* [TASK BRIEF]
Select all lines holding the word "this" from the entries that follow.

* [GIVEN RECORDS]
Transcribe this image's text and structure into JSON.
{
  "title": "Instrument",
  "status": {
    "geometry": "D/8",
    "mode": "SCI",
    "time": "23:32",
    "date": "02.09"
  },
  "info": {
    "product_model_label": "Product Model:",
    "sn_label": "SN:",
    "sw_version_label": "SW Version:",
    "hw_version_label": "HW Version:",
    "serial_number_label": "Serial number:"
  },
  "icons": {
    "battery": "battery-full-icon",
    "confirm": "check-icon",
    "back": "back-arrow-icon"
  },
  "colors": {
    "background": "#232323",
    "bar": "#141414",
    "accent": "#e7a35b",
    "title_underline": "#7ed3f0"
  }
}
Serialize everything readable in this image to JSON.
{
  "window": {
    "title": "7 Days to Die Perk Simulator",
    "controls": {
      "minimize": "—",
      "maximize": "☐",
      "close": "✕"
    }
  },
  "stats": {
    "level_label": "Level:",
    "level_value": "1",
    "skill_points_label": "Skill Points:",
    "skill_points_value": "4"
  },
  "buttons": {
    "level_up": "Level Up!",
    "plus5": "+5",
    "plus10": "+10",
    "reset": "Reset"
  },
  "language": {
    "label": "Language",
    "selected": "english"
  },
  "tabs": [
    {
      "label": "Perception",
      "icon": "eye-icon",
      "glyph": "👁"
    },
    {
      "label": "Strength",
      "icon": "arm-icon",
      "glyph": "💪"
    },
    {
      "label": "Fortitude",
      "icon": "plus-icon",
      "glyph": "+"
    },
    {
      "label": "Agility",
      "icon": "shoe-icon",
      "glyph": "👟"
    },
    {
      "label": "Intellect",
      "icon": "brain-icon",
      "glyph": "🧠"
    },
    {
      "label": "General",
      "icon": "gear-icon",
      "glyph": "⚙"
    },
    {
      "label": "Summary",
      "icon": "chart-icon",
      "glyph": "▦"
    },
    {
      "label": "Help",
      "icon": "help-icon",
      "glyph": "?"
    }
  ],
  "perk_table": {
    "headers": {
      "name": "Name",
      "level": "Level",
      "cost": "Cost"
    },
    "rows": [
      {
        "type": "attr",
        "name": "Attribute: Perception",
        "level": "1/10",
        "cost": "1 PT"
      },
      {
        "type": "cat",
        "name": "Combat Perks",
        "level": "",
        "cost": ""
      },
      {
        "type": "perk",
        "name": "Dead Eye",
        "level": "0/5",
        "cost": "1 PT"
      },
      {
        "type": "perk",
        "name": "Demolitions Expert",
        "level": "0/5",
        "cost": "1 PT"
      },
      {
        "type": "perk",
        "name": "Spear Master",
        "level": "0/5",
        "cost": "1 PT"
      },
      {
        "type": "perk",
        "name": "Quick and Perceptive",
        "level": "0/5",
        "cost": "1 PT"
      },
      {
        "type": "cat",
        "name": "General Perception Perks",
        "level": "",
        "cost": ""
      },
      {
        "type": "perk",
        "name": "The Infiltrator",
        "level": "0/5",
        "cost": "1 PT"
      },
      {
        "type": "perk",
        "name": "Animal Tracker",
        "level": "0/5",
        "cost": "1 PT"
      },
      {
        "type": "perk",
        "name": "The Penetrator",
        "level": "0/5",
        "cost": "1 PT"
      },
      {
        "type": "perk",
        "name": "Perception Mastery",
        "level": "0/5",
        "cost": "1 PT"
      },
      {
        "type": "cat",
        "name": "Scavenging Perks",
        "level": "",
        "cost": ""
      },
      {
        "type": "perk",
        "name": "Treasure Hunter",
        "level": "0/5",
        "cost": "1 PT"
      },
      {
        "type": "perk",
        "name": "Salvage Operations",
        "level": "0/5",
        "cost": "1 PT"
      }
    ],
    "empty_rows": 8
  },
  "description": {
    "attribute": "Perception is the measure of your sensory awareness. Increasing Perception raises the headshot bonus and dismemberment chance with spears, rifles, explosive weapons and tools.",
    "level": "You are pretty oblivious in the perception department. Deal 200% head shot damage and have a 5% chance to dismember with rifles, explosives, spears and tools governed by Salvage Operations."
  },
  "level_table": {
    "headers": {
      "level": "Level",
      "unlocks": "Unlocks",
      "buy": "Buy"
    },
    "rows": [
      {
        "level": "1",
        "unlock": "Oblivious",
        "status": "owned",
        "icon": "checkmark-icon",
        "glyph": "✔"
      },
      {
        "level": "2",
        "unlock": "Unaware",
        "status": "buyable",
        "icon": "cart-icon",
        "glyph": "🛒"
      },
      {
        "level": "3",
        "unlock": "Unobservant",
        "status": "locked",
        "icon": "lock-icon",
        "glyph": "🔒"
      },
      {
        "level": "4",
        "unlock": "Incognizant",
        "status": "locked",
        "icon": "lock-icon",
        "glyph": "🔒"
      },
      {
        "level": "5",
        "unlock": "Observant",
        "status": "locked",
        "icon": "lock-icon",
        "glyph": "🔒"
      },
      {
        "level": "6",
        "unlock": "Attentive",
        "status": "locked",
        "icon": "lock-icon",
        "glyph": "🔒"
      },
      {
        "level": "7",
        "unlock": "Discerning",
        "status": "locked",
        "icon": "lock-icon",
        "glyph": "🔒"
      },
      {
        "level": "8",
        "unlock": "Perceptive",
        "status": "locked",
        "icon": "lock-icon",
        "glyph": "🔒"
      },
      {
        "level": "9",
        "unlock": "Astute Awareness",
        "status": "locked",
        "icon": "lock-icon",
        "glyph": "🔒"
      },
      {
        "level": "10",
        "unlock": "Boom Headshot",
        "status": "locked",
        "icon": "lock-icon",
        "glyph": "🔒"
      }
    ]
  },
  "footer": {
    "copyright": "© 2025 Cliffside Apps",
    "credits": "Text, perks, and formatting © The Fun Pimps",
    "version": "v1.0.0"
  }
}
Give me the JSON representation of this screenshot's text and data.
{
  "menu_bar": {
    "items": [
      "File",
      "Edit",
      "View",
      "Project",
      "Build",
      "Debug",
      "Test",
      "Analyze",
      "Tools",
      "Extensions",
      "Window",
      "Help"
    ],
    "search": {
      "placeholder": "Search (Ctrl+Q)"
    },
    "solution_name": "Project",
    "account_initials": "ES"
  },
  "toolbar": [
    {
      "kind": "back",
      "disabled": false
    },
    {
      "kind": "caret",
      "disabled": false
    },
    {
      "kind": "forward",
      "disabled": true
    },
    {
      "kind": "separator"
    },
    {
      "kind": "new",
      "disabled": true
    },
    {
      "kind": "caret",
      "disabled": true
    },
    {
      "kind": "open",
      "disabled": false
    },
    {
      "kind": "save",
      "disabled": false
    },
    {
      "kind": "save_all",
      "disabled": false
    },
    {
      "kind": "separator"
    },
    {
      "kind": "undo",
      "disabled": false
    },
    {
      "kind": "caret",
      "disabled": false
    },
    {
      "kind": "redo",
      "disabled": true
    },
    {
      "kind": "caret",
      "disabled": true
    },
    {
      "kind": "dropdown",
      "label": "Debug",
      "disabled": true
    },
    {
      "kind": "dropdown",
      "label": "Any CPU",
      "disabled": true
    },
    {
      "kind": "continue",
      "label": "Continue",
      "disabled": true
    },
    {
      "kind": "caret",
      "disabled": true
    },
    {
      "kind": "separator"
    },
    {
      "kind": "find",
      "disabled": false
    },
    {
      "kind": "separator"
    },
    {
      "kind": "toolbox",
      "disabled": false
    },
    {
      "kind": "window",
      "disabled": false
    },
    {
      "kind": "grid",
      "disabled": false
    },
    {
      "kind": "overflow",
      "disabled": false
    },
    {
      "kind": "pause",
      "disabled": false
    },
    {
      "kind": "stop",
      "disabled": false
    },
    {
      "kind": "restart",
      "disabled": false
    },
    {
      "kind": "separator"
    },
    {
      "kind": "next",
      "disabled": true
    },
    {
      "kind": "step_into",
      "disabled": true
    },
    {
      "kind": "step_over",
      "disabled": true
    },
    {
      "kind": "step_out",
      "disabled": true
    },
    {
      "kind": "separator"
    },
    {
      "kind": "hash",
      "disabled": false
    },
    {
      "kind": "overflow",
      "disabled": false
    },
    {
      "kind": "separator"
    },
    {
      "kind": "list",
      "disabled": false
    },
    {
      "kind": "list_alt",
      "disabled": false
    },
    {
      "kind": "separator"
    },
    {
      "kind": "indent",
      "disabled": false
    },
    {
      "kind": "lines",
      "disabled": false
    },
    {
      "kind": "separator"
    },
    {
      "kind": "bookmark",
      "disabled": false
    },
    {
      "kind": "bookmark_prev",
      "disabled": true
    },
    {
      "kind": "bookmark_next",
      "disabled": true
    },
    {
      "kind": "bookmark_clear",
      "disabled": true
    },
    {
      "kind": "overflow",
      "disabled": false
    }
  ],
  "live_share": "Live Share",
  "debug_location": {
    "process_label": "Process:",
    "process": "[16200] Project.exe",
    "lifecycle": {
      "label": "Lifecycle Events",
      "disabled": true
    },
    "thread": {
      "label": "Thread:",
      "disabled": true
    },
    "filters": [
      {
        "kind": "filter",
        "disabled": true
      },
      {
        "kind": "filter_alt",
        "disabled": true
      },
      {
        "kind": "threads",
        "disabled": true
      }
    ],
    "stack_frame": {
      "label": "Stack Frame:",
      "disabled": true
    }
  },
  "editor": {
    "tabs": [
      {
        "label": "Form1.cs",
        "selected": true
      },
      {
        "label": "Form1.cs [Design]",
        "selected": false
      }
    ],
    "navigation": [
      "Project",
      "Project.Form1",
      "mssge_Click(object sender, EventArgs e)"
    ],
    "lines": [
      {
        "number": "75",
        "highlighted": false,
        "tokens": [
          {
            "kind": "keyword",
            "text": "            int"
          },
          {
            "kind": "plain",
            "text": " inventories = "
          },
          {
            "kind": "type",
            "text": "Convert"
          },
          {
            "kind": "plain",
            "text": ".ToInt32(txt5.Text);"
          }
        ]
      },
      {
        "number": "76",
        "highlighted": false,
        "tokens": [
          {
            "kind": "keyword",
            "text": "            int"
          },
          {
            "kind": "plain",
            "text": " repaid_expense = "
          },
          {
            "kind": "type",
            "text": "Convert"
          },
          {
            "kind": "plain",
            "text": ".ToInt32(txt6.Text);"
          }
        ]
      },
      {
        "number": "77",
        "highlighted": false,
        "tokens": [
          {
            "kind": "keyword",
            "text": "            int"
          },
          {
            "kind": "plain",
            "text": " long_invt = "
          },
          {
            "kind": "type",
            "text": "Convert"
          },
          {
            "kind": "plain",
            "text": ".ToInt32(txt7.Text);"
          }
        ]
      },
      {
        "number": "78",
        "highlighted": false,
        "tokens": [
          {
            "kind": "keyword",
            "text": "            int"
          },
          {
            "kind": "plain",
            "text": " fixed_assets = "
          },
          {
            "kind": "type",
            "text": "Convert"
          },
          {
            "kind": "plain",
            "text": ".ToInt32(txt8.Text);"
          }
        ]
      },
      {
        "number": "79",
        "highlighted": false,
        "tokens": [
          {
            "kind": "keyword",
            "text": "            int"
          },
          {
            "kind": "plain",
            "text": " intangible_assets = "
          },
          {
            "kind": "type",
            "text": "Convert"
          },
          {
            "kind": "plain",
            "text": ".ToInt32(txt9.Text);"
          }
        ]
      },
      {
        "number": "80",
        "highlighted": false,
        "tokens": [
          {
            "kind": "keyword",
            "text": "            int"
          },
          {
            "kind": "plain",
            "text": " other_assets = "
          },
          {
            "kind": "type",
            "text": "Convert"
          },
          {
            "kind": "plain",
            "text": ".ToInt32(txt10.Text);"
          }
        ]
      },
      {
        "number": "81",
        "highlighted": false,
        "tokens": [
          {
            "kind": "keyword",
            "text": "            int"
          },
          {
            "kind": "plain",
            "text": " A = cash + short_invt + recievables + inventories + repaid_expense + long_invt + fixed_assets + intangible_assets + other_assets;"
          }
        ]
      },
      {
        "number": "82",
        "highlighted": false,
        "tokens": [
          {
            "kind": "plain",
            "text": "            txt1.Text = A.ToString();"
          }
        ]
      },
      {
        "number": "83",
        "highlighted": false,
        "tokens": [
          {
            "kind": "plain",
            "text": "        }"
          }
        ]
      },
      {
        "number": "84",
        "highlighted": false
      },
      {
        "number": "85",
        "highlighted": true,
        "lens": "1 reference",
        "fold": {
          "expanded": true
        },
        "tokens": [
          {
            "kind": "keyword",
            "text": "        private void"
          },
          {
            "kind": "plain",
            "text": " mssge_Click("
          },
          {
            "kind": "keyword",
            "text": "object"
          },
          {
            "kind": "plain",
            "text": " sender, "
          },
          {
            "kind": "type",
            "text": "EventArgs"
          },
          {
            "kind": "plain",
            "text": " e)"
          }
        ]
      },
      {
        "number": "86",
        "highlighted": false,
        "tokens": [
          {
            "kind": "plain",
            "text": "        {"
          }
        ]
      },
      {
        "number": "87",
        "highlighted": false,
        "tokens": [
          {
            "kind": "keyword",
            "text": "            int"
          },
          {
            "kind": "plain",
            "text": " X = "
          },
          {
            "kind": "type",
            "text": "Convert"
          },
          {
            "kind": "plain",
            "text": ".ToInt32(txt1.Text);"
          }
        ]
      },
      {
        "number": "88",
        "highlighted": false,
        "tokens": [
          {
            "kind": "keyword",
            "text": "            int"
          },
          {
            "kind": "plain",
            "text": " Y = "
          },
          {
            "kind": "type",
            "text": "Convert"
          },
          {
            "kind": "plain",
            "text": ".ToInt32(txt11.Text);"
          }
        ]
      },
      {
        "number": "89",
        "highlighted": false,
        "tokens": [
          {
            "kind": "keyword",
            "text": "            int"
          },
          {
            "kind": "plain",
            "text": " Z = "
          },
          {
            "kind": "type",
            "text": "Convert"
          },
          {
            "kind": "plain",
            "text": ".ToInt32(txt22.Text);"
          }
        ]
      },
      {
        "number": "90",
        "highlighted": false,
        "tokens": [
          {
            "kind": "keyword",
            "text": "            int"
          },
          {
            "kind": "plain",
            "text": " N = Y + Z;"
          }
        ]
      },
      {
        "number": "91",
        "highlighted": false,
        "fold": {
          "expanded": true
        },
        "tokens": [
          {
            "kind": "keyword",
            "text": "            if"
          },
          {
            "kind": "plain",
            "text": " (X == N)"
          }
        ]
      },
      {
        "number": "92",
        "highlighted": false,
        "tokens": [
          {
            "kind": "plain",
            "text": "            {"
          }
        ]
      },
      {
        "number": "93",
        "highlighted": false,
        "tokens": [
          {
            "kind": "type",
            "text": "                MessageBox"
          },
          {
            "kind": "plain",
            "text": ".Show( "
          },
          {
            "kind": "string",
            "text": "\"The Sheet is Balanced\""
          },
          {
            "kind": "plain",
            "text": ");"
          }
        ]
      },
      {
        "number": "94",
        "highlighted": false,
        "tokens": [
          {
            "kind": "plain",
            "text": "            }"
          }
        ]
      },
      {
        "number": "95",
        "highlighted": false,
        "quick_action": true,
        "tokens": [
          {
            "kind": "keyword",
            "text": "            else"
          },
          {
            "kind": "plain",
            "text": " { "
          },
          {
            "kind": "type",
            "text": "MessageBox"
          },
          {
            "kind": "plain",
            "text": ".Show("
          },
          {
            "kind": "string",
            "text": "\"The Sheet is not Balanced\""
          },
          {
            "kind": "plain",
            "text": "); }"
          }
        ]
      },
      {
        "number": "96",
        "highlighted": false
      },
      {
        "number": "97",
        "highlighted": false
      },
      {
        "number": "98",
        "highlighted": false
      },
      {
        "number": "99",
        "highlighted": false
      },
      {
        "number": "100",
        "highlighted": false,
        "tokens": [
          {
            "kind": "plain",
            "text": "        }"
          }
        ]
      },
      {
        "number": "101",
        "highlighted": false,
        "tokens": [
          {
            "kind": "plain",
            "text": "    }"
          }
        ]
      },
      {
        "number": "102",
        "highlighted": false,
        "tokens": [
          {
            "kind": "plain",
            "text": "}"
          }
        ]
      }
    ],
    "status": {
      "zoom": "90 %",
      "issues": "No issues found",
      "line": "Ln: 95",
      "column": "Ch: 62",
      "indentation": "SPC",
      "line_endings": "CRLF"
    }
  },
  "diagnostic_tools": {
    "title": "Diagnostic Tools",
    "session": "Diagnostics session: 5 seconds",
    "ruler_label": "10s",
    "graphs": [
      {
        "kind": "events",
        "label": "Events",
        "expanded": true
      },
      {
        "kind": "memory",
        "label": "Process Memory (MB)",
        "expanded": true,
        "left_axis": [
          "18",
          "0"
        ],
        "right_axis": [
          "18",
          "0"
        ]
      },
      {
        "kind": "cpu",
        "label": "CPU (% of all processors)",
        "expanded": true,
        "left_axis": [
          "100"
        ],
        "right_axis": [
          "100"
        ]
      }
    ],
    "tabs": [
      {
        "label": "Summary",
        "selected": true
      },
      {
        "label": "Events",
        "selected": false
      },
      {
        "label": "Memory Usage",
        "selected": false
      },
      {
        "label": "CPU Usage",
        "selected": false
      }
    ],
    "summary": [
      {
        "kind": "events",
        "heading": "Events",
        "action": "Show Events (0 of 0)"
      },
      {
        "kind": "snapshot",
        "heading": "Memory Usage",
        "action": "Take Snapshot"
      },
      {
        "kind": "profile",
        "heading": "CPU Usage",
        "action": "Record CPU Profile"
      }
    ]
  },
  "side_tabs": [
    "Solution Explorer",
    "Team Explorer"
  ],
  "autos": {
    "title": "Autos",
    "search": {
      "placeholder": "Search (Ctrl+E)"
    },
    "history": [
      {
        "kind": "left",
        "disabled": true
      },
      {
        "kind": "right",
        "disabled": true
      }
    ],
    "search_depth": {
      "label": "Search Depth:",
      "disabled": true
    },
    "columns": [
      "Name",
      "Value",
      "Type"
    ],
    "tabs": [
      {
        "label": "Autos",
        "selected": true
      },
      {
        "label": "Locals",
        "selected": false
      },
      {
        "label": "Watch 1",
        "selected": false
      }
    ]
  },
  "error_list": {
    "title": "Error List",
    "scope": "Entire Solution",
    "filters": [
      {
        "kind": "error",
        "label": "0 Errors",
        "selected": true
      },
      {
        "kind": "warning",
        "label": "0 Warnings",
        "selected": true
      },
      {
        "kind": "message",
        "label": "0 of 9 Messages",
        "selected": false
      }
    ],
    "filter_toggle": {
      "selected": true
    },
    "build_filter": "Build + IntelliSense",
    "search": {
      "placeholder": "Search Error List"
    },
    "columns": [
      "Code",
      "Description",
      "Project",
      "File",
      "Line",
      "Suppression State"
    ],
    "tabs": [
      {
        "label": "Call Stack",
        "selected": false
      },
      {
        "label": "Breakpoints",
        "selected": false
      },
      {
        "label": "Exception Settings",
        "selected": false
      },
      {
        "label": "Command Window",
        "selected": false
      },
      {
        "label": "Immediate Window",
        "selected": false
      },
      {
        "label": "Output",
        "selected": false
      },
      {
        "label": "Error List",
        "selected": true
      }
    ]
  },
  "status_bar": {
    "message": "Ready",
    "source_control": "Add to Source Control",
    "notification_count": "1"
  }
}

* [FINISHED TASK]
Transcribe this image's text and structure into JSON.
Serialize everything readable in this image to JSON.
Give me the JSON representation of this screenshot's text and data.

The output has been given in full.